_STATED GOAL_. Leave out all pictures and retype exactly the lines from the one with "Enumerate this screenshot's" through the last line of the material.

***

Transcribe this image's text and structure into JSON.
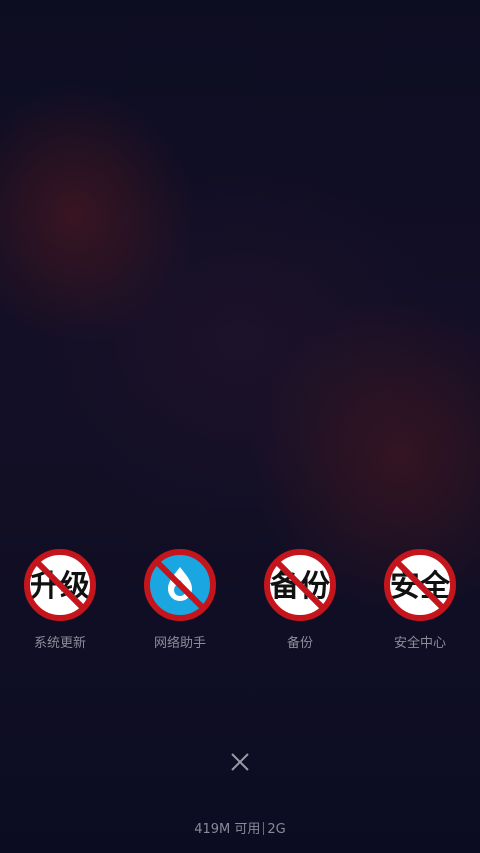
{
  "shortcuts": [
    {
      "icon_text": "升级",
      "label": "系统更新",
      "icon": "upgrade-icon"
    },
    {
      "icon_text": "",
      "label": "网络助手",
      "icon": "water-drop-icon"
    },
    {
      "icon_text": "备份",
      "label": "备份",
      "icon": "backup-icon"
    },
    {
      "icon_text": "安全",
      "label": "安全中心",
      "icon": "security-icon"
    }
  ],
  "memory": {
    "available": "419M 可用",
    "total": "2G"
  },
  "close": {
    "icon": "close-icon"
  },
  "colors": {
    "background": "#0b0c22",
    "prohibit_red": "#c4151c",
    "network_blue": "#1aa6e0",
    "label_gray": "#8c8c99"
  }
}
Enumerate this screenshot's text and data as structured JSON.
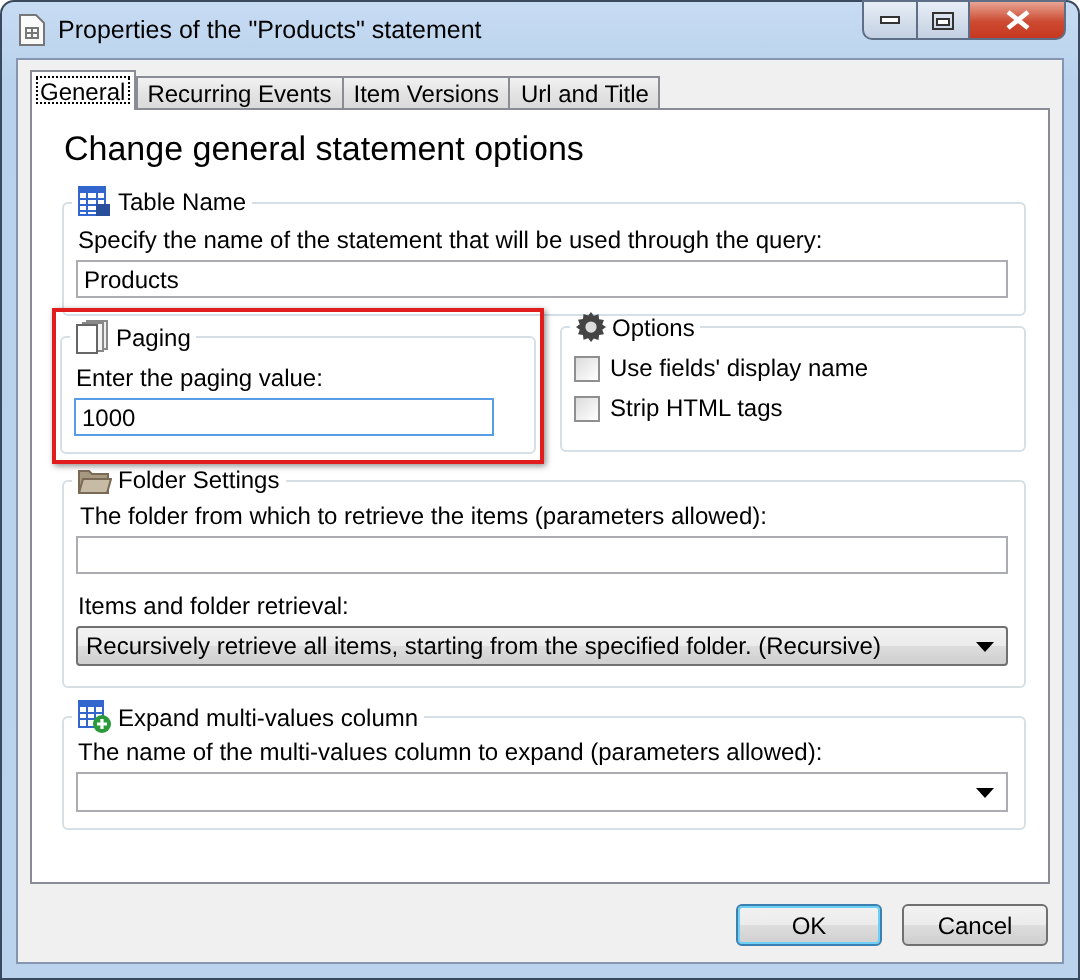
{
  "window": {
    "title": "Properties of the \"Products\" statement"
  },
  "tabs": [
    {
      "label": "General",
      "selected": true
    },
    {
      "label": "Recurring Events",
      "selected": false
    },
    {
      "label": "Item Versions",
      "selected": false
    },
    {
      "label": "Url and Title",
      "selected": false
    }
  ],
  "heading": "Change general statement options",
  "table_name": {
    "title": "Table Name",
    "label": "Specify the name of the statement that will be used through the query:",
    "value": "Products"
  },
  "paging": {
    "title": "Paging",
    "highlighted": true,
    "label": "Enter the paging value:",
    "value": "1000"
  },
  "options": {
    "title": "Options",
    "checkboxes": [
      {
        "label": "Use fields' display name",
        "checked": false
      },
      {
        "label": "Strip HTML tags",
        "checked": false
      }
    ]
  },
  "folder_settings": {
    "title": "Folder Settings",
    "folder_label": "The folder from which to retrieve the items (parameters allowed):",
    "retrieval_label": "Items and folder retrieval:",
    "retrieval_value": "Recursively retrieve all items, starting from the specified folder. (Recursive)"
  },
  "expand": {
    "title": "Expand multi-values column",
    "label": "The name of the multi-values column to expand (parameters allowed):"
  },
  "buttons": [
    {
      "label": "OK",
      "default": true
    },
    {
      "label": "Cancel",
      "default": false
    }
  ]
}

***

_REPLY TO THE TASK_.
Enumerate this screenshot's text and data as structured JSON.
{
  "window": {
    "title": "Properties of the \"Products\" statement"
  },
  "tabs": [
    {
      "label": "General",
      "selected": true
    },
    {
      "label": "Recurring Events",
      "selected": false
    },
    {
      "label": "Item Versions",
      "selected": false
    },
    {
      "label": "Url and Title",
      "selected": false
    }
  ],
  "heading": "Change general statement options",
  "table_name": {
    "title": "Table Name",
    "label": "Specify the name of the statement that will be used through the query:",
    "value": "Products"
  },
  "paging": {
    "title": "Paging",
    "highlighted": true,
    "label": "Enter the paging value:",
    "value": "1000"
  },
  "options": {
    "title": "Options",
    "checkboxes": [
      {
        "label": "Use fields' display name",
        "checked": false
      },
      {
        "label": "Strip HTML tags",
        "checked": false
      }
    ]
  },
  "folder_settings": {
    "title": "Folder Settings",
    "folder_label": "The folder from which to retrieve the items (parameters allowed):",
    "retrieval_label": "Items and folder retrieval:",
    "retrieval_value": "Recursively retrieve all items, starting from the specified folder. (Recursive)"
  },
  "expand": {
    "title": "Expand multi-values column",
    "label": "The name of the multi-values column to expand (parameters allowed):"
  },
  "buttons": [
    {
      "label": "OK",
      "default": true
    },
    {
      "label": "Cancel",
      "default": false
    }
  ]
}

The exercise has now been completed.